#### [Record extracts]
★ ★ ★ ★ ★ ★ ★
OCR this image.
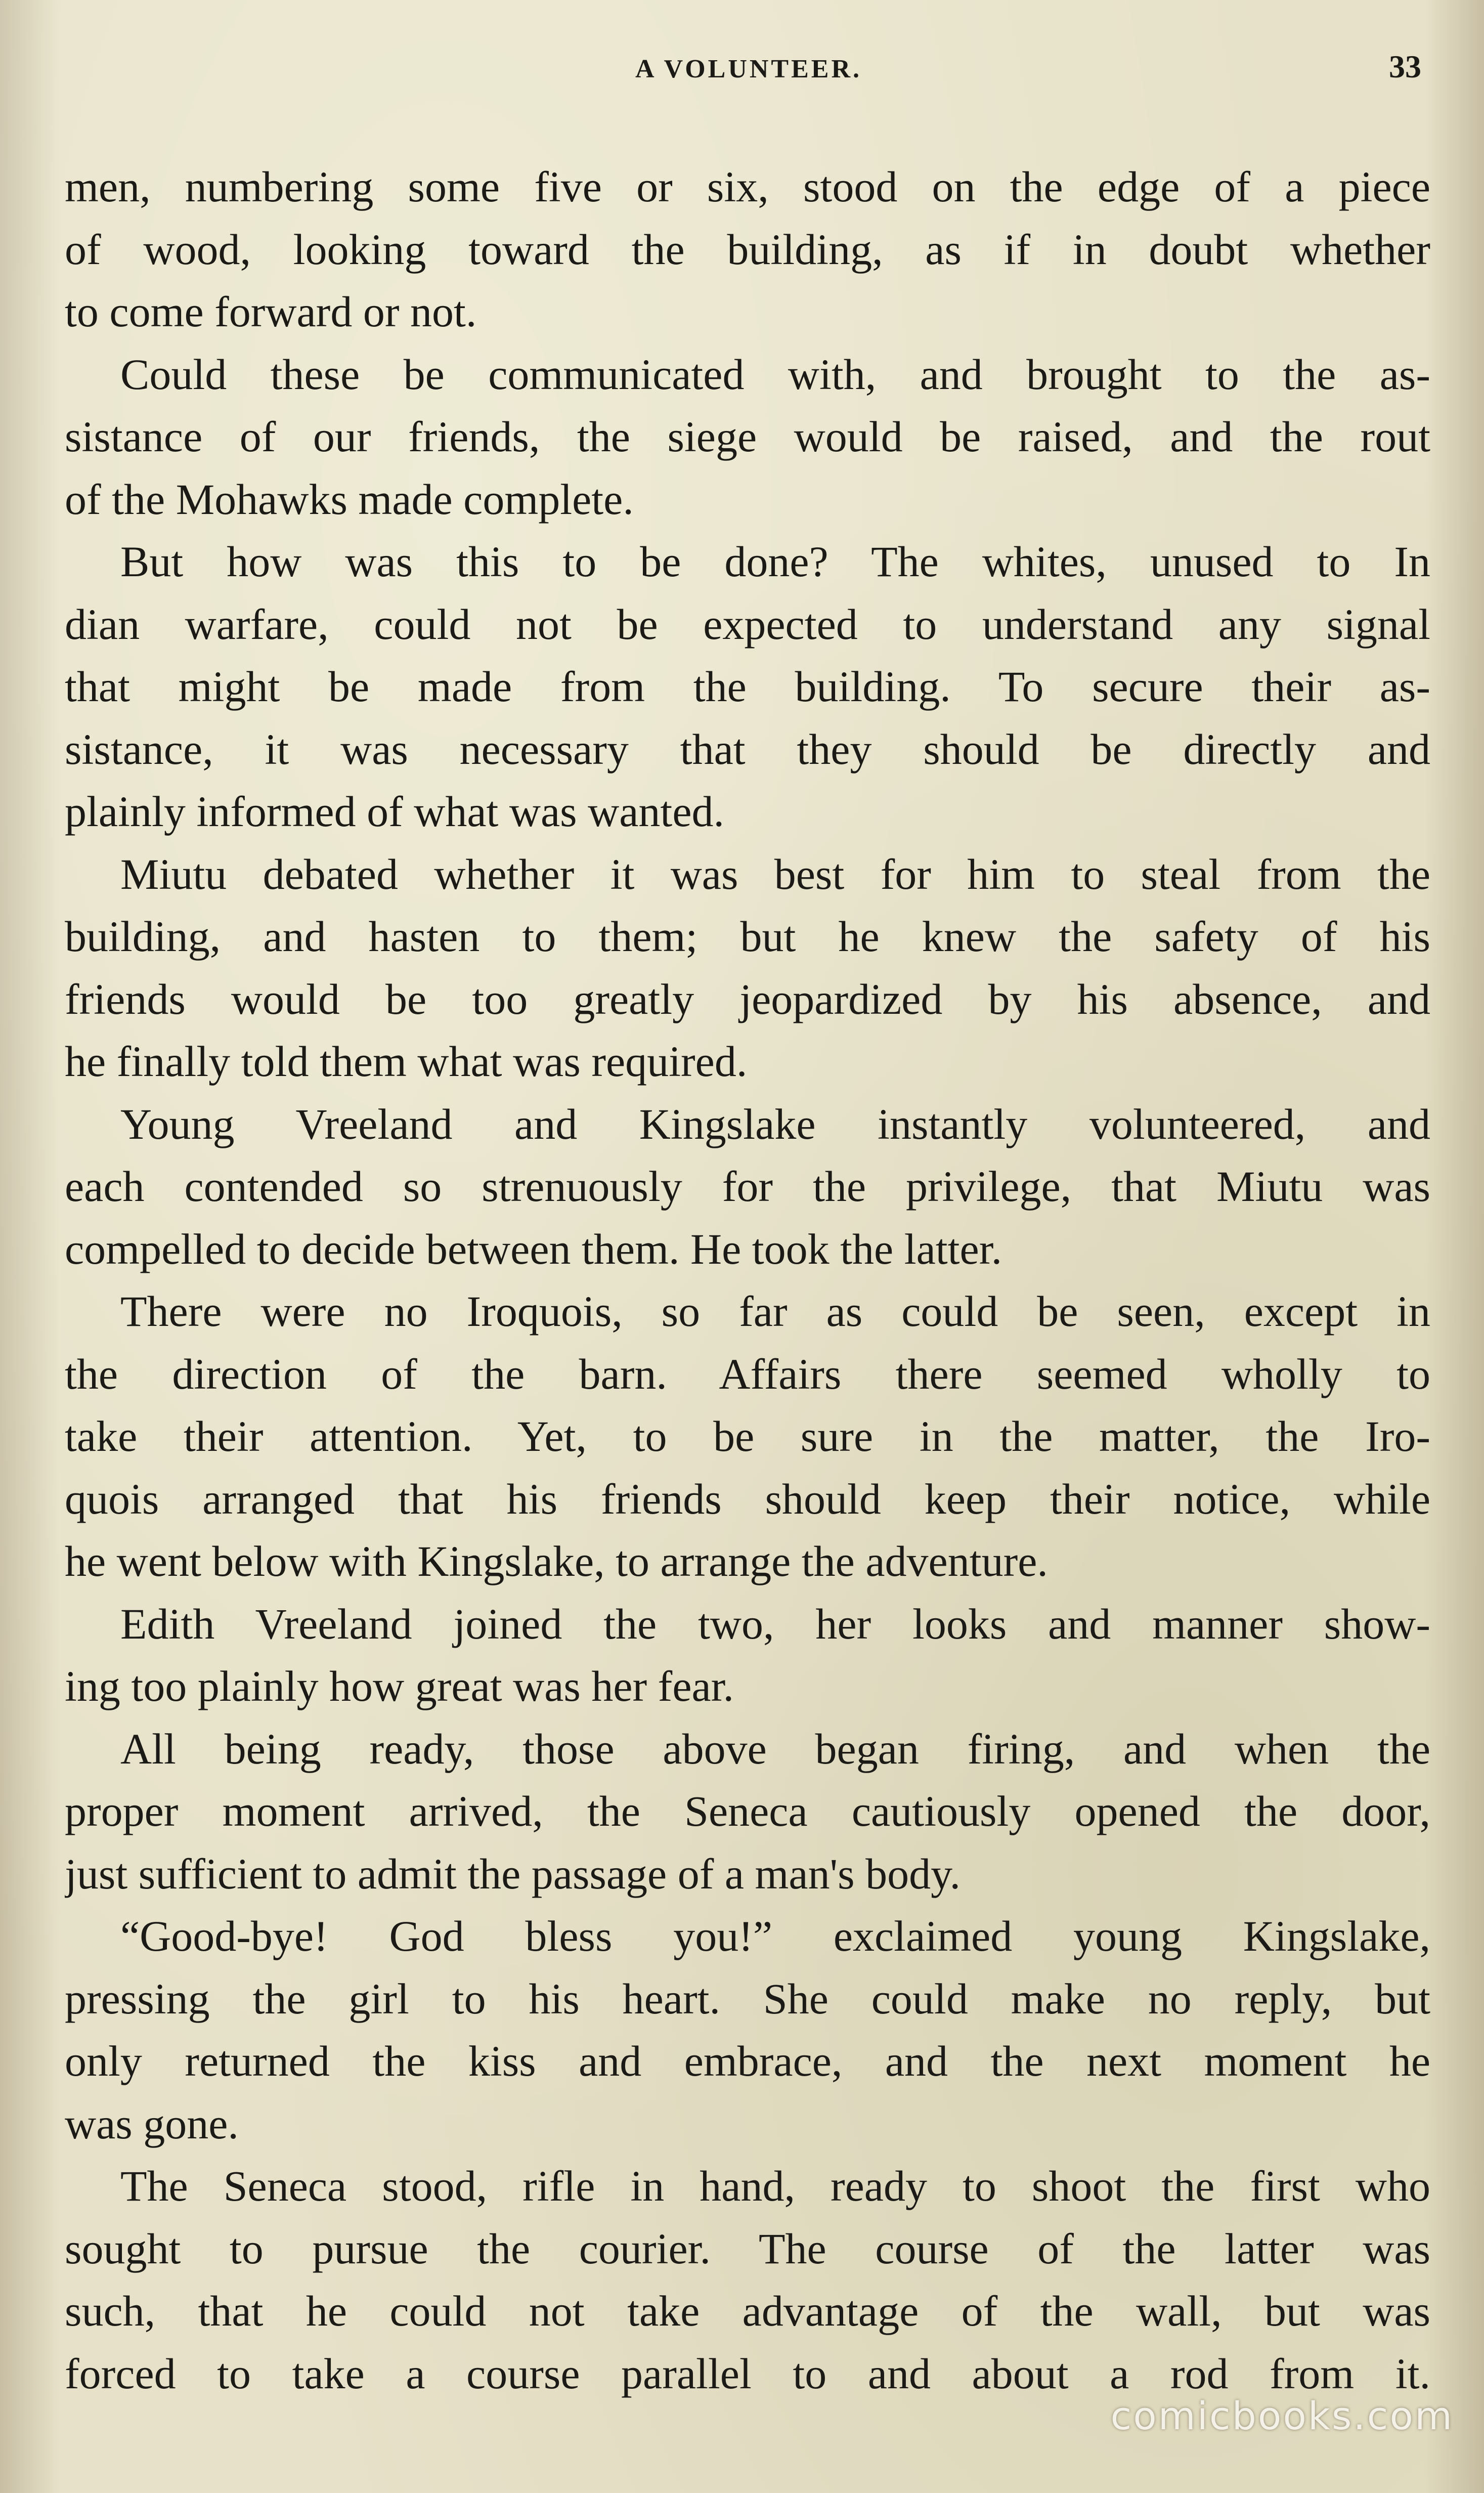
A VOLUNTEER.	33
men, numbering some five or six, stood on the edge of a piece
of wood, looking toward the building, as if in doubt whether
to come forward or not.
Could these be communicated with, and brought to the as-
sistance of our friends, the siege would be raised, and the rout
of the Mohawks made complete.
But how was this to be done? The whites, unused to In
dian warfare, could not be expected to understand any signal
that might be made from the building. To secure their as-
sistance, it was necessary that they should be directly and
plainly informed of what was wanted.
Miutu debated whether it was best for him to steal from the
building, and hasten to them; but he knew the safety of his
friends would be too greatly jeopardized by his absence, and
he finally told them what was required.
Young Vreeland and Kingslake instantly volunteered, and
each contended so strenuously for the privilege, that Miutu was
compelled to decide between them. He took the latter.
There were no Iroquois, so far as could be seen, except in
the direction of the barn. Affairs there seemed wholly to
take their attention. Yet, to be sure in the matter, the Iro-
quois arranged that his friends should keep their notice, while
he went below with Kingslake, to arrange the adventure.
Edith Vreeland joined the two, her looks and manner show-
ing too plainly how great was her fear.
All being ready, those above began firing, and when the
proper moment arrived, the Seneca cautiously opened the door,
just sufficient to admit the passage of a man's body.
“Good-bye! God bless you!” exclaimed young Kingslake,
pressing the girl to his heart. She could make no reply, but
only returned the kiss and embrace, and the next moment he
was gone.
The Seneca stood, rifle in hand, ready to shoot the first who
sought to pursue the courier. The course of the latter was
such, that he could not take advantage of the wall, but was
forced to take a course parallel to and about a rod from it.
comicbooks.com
★ ★ ★ ★ ★ ★ ★
Of the lines in the material, how many contain the word "their"? Reply with the number and nothing else.

#### [Written reply]
3